--- Begin EXERCISE MATERIALS ---

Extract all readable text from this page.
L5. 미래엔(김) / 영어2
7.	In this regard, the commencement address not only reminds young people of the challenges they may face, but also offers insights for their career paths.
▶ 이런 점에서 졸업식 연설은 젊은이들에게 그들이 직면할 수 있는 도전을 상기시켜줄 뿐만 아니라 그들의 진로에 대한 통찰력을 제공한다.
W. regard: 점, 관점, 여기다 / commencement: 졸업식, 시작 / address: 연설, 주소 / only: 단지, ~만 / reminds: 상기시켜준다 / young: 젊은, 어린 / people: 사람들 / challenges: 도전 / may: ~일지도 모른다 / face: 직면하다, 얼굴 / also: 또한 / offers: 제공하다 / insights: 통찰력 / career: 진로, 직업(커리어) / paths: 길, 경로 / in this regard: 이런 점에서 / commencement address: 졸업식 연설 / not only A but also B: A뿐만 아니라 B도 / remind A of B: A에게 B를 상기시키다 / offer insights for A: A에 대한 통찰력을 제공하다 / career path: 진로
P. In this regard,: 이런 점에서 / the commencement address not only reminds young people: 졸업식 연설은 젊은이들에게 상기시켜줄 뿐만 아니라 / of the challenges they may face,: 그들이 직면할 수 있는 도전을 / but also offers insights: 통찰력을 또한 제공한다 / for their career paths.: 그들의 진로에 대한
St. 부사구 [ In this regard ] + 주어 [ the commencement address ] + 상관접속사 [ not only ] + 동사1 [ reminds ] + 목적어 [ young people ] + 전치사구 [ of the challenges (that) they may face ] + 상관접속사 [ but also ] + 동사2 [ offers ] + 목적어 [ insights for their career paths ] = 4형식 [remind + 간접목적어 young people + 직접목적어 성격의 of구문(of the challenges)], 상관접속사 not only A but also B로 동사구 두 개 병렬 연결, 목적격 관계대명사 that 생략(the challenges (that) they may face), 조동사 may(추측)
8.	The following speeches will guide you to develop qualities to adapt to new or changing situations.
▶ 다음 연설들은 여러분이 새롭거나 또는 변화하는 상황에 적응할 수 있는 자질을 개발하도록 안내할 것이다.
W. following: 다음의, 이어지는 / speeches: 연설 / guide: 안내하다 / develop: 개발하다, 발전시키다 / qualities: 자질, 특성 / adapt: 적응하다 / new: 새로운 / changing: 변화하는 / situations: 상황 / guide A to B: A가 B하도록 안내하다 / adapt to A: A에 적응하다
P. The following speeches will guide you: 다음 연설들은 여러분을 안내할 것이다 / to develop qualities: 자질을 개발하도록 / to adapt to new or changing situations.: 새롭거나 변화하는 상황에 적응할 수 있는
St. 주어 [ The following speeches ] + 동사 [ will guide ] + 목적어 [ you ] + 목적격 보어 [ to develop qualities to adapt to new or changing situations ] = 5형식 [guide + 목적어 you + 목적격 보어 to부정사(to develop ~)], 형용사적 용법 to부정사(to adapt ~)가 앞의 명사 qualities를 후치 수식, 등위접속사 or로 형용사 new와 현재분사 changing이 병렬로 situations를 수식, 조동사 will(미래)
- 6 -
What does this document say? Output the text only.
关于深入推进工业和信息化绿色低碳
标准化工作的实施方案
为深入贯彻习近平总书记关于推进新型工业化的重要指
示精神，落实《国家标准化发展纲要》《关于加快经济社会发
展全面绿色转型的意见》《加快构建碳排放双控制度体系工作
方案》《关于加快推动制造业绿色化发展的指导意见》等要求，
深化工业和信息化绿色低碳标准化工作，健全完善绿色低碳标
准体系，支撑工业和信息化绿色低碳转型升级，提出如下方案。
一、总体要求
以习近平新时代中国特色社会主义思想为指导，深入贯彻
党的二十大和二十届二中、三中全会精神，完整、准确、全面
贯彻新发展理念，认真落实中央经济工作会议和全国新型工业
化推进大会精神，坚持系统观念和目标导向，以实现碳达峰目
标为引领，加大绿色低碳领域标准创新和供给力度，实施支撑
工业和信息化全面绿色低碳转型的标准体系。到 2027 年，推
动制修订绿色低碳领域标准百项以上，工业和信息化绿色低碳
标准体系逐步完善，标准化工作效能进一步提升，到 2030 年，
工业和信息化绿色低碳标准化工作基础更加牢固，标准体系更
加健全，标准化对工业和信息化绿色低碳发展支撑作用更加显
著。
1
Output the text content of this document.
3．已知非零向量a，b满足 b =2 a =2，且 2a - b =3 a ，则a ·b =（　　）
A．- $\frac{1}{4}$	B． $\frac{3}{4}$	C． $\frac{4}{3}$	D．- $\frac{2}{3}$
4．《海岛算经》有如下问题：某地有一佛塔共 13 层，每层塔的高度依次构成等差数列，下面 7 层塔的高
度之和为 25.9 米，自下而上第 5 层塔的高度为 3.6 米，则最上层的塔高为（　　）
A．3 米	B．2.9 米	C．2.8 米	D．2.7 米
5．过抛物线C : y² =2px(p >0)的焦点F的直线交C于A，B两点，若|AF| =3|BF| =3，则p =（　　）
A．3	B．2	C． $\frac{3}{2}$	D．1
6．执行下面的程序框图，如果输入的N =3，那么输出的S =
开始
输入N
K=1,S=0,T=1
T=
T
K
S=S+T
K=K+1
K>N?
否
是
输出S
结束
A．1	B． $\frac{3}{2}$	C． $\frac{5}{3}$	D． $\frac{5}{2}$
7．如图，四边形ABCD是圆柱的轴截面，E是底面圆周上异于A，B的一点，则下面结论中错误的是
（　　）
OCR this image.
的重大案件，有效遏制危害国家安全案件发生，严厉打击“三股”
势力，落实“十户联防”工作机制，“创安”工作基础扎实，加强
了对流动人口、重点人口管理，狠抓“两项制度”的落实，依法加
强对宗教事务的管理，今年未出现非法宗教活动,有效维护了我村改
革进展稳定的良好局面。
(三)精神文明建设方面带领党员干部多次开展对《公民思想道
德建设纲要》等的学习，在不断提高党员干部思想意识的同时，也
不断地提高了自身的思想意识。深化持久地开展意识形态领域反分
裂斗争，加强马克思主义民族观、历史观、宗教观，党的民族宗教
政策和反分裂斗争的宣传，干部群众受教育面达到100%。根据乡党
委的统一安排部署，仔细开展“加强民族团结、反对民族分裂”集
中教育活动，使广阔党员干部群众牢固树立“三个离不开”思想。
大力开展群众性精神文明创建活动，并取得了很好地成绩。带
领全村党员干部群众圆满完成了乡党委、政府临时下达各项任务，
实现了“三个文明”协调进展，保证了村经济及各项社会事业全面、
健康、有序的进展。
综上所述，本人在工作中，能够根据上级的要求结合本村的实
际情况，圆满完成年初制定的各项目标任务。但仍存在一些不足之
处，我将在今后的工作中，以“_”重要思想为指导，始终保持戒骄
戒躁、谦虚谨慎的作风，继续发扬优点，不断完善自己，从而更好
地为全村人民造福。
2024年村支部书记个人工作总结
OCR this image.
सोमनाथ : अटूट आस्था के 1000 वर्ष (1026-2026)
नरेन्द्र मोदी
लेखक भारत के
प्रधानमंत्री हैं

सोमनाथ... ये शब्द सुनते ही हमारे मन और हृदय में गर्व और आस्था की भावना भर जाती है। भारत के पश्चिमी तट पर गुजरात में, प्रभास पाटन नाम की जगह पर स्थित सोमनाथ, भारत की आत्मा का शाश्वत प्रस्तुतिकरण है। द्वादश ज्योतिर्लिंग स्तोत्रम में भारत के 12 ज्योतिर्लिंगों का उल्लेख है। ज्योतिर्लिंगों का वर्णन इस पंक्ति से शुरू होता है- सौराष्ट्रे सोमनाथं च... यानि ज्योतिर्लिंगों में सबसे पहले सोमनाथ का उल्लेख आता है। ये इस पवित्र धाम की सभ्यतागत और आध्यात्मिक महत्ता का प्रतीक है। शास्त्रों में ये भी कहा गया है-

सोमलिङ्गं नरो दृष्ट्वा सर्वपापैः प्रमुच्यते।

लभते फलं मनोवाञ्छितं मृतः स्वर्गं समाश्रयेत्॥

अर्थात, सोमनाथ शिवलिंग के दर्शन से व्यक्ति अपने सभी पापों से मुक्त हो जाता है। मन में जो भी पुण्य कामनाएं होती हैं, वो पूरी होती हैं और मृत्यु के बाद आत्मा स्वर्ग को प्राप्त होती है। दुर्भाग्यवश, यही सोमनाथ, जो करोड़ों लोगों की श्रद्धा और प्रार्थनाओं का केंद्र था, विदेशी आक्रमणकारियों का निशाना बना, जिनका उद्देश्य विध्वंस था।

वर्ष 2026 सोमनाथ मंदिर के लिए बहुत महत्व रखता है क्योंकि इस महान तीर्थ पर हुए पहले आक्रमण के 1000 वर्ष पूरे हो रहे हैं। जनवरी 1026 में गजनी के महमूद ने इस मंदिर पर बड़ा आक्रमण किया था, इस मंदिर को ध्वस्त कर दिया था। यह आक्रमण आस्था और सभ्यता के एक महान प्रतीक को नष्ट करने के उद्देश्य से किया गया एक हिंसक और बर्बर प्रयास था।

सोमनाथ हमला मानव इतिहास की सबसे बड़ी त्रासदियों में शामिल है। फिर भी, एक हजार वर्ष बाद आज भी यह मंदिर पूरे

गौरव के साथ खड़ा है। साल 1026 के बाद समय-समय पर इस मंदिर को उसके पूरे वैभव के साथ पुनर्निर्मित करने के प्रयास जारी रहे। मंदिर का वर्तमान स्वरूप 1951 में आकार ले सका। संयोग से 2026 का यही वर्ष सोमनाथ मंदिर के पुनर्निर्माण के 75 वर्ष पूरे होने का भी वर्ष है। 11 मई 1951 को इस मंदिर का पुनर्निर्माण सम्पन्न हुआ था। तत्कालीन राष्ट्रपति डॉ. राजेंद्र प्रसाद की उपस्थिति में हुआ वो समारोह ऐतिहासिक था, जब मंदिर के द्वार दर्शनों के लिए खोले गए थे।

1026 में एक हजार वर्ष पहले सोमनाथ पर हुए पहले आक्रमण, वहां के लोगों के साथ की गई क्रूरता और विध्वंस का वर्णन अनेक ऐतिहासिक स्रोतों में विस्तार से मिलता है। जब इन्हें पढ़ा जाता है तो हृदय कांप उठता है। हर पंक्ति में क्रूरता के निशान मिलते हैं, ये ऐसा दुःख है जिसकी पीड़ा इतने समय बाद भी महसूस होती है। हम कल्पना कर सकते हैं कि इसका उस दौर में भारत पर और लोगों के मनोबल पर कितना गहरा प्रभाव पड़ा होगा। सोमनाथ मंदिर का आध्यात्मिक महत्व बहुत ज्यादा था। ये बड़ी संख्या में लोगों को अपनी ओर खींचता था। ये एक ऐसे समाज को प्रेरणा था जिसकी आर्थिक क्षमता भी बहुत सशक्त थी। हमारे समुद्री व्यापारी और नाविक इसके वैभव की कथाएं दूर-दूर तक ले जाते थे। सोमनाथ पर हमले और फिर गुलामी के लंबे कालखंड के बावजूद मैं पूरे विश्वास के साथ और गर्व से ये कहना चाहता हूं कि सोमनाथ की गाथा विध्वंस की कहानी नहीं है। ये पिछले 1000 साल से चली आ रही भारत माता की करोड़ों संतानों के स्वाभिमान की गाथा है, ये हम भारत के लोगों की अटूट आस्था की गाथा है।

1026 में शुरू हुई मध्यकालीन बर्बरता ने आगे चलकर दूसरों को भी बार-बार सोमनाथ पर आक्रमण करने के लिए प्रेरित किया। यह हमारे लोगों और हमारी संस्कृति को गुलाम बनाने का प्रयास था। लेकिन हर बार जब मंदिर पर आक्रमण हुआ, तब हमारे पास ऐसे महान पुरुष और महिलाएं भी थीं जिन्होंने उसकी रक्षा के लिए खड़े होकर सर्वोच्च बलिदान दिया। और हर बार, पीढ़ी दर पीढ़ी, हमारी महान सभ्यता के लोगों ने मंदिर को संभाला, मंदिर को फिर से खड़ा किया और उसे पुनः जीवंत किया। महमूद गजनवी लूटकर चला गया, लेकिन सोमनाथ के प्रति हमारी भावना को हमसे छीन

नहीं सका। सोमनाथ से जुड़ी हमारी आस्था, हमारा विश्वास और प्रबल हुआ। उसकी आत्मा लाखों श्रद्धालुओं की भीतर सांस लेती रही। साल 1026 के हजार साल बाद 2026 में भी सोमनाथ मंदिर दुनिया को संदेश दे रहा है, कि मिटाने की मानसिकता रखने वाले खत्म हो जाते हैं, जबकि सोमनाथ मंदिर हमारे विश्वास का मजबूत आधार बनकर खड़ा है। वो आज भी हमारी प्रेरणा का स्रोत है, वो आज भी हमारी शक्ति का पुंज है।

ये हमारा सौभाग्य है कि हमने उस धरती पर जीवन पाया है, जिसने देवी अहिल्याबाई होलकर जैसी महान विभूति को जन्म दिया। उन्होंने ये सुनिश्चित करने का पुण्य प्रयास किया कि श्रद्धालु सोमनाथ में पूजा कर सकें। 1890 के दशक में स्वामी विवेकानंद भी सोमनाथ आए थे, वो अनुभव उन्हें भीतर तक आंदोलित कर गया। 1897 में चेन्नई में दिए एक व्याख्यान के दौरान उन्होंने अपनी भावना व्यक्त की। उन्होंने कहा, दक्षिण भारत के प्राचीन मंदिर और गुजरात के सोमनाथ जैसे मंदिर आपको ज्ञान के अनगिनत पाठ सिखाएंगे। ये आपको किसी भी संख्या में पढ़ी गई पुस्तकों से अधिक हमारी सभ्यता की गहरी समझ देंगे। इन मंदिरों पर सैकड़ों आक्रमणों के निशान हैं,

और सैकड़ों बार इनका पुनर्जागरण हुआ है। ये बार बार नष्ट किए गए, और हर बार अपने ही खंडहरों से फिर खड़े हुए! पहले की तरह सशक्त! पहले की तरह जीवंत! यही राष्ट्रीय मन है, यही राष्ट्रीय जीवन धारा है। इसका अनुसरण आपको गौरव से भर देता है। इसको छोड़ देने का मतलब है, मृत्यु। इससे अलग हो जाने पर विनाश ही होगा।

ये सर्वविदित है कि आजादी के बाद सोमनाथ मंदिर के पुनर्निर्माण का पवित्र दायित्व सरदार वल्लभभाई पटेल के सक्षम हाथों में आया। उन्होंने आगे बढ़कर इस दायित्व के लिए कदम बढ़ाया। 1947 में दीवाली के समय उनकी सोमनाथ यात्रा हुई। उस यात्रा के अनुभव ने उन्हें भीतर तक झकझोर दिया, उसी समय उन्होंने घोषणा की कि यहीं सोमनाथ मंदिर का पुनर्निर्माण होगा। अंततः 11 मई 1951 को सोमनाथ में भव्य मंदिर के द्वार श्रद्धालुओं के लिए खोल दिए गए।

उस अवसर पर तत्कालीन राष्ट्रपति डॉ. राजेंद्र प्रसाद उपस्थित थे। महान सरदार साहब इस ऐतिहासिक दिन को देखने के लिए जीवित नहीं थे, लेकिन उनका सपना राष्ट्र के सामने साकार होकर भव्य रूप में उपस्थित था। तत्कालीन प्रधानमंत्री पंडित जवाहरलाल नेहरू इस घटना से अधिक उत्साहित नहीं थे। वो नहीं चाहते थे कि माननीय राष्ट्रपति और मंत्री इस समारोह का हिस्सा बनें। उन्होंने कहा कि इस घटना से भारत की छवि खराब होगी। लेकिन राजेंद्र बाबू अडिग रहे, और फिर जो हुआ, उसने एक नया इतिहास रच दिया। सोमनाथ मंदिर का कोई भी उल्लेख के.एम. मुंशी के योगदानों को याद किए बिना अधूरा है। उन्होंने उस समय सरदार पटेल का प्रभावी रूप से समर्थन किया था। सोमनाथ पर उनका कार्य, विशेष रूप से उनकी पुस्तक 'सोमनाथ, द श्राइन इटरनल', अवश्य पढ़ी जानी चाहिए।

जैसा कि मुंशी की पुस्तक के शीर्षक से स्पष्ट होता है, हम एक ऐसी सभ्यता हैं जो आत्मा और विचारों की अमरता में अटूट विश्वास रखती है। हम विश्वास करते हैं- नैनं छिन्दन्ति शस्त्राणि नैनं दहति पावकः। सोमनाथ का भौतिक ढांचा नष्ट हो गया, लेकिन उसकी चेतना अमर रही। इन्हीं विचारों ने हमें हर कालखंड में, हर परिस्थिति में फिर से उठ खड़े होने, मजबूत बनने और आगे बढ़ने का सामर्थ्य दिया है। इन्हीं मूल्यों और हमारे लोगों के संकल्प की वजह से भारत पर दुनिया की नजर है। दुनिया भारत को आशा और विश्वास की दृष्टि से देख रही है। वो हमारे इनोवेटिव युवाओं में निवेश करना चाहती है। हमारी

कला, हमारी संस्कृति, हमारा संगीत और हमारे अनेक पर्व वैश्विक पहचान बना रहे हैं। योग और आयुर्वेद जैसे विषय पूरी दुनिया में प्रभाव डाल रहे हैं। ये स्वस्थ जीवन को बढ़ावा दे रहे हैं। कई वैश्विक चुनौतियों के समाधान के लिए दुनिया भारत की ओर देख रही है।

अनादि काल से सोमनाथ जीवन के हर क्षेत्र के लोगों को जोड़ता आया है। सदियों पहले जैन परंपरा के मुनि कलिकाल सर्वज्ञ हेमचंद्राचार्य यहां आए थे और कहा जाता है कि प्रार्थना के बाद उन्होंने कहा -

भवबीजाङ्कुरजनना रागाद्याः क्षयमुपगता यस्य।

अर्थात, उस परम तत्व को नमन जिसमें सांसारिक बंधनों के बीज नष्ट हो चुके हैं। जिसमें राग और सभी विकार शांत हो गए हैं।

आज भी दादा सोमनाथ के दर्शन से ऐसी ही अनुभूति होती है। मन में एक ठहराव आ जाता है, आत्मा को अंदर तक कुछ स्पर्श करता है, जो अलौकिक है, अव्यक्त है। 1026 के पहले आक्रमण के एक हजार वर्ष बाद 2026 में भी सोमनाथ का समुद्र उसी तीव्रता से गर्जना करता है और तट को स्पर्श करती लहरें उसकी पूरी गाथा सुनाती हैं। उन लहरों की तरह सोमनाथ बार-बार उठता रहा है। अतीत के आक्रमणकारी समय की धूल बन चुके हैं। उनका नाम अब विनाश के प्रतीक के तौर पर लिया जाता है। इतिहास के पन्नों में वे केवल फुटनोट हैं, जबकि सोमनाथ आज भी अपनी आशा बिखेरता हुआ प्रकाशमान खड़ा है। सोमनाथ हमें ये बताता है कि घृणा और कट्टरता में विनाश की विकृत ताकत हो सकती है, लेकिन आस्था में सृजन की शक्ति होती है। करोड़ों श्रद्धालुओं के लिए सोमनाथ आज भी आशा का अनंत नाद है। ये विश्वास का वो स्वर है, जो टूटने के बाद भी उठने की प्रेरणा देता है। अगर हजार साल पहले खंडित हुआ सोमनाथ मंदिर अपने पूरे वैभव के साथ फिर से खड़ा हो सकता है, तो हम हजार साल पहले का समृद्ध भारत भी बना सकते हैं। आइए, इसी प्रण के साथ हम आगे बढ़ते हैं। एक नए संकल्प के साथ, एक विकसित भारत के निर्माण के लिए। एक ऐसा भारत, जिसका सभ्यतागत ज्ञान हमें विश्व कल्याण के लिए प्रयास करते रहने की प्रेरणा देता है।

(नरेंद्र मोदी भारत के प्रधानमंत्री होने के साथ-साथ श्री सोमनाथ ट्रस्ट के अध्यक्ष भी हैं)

--- End EXERCISE MATERIALS ---

● REQUIREMENT: From the data above, copy each line that holds "also".

● OUTPUT BELOW:
7.	In this regard, the commencement address not only reminds young people of the challenges they may face, but also offers insights for their career paths.
W. regard: 점, 관점, 여기다 / commencement: 졸업식, 시작 / address: 연설, 주소 / only: 단지, ~만 / reminds: 상기시켜준다 / young: 젊은, 어린 / people: 사람들 / challenges: 도전 / may: ~일지도 모른다 / face: 직면하다, 얼굴 / also: 또한 / offers: 제공하다 / insights: 통찰력 / career: 진로, 직업(커리어) / paths: 길, 경로 / in this regard: 이런 점에서 / commencement address: 졸업식 연설 / not only A but also B: A뿐만 아니라 B도 / remind A of B: A에게 B를 상기시키다 / offer insights for A: A에 대한 통찰력을 제공하다 / career path: 진로
P. In this regard,: 이런 점에서 / the commencement address not only reminds young people: 졸업식 연설은 젊은이들에게 상기시켜줄 뿐만 아니라 / of the challenges they may face,: 그들이 직면할 수 있는 도전을 / but also offers insights: 통찰력을 또한 제공한다 / for their career paths.: 그들의 진로에 대한
St. 부사구 [ In this regard ] + 주어 [ the commencement address ] + 상관접속사 [ not only ] + 동사1 [ reminds ] + 목적어 [ young people ] + 전치사구 [ of the challenges (that) they may face ] + 상관접속사 [ but also ] + 동사2 [ offers ] + 목적어 [ insights for their career paths ] = 4형식 [remind + 간접목적어 young people + 직접목적어 성격의 of구문(of the challenges)], 상관접속사 not only A but also B로 동사구 두 개 병렬 연결, 목적격 관계대명사 that 생략(the challenges (that) they may face), 조동사 may(추측)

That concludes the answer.